**Data provided:**
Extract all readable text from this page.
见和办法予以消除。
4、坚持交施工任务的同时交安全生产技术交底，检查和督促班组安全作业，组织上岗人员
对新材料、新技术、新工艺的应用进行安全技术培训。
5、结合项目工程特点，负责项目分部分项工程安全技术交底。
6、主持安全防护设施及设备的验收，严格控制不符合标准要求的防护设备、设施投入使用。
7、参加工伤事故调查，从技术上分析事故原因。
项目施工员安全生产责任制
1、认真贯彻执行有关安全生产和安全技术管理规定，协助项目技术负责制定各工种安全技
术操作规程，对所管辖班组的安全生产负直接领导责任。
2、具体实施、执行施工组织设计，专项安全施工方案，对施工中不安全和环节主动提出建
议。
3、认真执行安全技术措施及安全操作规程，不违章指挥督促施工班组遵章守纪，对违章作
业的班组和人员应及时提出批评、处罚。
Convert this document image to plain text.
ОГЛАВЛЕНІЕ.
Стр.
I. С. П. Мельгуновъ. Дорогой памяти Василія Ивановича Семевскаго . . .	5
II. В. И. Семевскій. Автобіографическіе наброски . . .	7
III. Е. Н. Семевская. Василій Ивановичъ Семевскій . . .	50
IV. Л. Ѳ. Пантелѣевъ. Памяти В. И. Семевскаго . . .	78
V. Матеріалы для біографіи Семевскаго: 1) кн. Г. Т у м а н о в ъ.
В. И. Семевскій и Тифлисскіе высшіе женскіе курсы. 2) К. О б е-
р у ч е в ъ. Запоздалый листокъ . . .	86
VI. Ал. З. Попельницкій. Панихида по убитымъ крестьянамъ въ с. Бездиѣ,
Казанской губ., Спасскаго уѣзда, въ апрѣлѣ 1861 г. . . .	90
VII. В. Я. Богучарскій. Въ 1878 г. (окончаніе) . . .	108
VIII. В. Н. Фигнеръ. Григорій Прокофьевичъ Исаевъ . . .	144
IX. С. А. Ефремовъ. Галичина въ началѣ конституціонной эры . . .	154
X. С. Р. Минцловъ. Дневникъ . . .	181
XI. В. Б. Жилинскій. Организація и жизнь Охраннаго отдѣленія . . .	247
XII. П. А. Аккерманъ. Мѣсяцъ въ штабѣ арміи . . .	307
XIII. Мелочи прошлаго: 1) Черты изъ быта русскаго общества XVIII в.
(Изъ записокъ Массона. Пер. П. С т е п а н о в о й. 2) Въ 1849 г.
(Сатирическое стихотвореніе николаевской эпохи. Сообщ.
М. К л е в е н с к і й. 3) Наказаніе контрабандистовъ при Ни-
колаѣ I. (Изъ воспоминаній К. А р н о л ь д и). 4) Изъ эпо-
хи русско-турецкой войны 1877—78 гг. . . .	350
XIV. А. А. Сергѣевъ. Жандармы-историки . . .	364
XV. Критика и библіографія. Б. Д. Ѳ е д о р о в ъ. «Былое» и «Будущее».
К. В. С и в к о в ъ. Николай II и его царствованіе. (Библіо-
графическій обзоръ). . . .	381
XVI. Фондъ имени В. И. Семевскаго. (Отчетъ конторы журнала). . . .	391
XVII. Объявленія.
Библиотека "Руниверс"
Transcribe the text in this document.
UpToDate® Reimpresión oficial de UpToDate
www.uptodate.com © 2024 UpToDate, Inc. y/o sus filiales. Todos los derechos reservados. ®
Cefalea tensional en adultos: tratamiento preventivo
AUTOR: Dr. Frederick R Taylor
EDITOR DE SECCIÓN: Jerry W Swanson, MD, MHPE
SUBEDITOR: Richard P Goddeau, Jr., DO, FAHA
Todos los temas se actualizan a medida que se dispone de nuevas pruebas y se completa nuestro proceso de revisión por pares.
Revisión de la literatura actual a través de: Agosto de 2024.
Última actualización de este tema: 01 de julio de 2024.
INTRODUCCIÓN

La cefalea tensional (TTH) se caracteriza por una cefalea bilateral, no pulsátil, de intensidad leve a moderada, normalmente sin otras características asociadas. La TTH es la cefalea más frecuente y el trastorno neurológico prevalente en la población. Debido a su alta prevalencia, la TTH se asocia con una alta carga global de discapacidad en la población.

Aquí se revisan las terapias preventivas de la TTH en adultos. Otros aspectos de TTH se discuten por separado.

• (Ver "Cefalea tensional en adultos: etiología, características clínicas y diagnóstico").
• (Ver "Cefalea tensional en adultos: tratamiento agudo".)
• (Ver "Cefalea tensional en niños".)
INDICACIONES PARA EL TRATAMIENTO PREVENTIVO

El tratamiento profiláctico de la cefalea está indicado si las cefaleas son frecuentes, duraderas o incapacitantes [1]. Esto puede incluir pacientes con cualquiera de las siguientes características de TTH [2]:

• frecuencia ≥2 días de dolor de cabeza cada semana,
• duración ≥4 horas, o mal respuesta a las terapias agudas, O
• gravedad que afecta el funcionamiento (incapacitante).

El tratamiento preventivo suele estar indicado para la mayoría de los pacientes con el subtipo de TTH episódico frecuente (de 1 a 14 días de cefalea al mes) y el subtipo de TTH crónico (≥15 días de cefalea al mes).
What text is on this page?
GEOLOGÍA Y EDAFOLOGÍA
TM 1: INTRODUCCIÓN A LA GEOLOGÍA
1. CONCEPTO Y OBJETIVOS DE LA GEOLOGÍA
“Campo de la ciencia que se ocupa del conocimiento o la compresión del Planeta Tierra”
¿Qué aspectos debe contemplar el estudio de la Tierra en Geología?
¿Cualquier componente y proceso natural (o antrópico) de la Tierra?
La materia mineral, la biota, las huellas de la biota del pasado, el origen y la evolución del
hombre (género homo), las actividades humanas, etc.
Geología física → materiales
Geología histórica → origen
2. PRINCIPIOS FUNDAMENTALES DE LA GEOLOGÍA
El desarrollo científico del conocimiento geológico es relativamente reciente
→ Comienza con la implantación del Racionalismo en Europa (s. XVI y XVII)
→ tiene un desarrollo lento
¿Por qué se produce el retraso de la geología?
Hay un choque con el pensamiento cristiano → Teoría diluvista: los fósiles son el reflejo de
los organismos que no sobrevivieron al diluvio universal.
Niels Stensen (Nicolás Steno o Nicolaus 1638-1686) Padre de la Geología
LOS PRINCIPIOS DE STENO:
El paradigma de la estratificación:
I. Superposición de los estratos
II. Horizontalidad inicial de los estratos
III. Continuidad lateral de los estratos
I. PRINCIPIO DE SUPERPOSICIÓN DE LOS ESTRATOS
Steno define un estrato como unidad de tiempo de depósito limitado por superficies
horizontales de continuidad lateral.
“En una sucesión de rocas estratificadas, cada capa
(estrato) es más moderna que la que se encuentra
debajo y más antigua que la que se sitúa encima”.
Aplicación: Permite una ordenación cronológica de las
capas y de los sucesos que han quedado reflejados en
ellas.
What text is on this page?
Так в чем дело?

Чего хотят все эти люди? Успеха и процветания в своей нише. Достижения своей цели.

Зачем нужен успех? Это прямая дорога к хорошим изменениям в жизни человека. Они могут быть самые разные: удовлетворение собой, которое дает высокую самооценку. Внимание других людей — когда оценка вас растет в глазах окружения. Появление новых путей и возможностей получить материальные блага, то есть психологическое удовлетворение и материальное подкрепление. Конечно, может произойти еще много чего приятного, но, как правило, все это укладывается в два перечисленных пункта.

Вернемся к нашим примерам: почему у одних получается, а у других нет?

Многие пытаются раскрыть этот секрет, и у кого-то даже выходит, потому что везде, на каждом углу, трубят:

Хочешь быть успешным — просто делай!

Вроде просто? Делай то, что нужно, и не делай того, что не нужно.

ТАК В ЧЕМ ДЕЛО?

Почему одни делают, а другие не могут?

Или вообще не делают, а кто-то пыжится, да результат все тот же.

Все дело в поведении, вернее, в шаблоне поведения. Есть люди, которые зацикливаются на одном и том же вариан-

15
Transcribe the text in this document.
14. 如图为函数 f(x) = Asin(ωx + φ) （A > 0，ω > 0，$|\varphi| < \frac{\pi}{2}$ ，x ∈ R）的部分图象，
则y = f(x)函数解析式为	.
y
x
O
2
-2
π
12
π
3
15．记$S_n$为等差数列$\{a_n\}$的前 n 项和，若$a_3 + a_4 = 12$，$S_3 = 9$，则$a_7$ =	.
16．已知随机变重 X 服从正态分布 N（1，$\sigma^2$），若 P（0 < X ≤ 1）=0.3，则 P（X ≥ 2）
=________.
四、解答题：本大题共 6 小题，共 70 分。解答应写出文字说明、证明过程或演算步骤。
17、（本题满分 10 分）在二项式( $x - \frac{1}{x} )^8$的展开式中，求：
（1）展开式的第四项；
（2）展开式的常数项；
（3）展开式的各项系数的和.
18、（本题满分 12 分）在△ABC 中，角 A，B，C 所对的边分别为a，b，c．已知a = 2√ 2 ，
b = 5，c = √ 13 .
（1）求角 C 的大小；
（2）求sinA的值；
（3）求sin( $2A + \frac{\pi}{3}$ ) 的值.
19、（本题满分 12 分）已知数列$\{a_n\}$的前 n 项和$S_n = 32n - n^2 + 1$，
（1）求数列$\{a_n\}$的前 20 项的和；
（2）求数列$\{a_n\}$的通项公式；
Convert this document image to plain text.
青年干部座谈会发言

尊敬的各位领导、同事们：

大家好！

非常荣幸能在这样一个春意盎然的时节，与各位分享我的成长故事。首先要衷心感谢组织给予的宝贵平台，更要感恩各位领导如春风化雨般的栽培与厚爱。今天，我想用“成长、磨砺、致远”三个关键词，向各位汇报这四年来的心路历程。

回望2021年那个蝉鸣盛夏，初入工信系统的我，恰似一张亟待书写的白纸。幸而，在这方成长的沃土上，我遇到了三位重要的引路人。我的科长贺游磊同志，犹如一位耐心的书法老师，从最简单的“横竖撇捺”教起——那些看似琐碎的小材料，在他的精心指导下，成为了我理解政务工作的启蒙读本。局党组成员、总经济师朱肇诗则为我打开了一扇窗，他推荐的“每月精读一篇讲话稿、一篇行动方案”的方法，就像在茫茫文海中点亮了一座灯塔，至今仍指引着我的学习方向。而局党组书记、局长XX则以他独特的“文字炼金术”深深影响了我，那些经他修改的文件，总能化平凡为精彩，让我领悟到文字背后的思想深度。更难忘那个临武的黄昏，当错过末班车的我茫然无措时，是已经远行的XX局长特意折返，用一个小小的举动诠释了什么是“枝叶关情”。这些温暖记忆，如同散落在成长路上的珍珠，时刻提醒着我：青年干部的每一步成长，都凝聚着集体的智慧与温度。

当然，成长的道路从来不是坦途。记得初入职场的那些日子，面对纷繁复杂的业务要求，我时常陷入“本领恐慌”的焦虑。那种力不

**Stated goal:**
From the entries above, copy every line containing the word "cada".

**Output for this exercise:**
• frecuencia ≥2 días de dolor de cabeza cada semana,
“En una sucesión de rocas estratificadas, cada capa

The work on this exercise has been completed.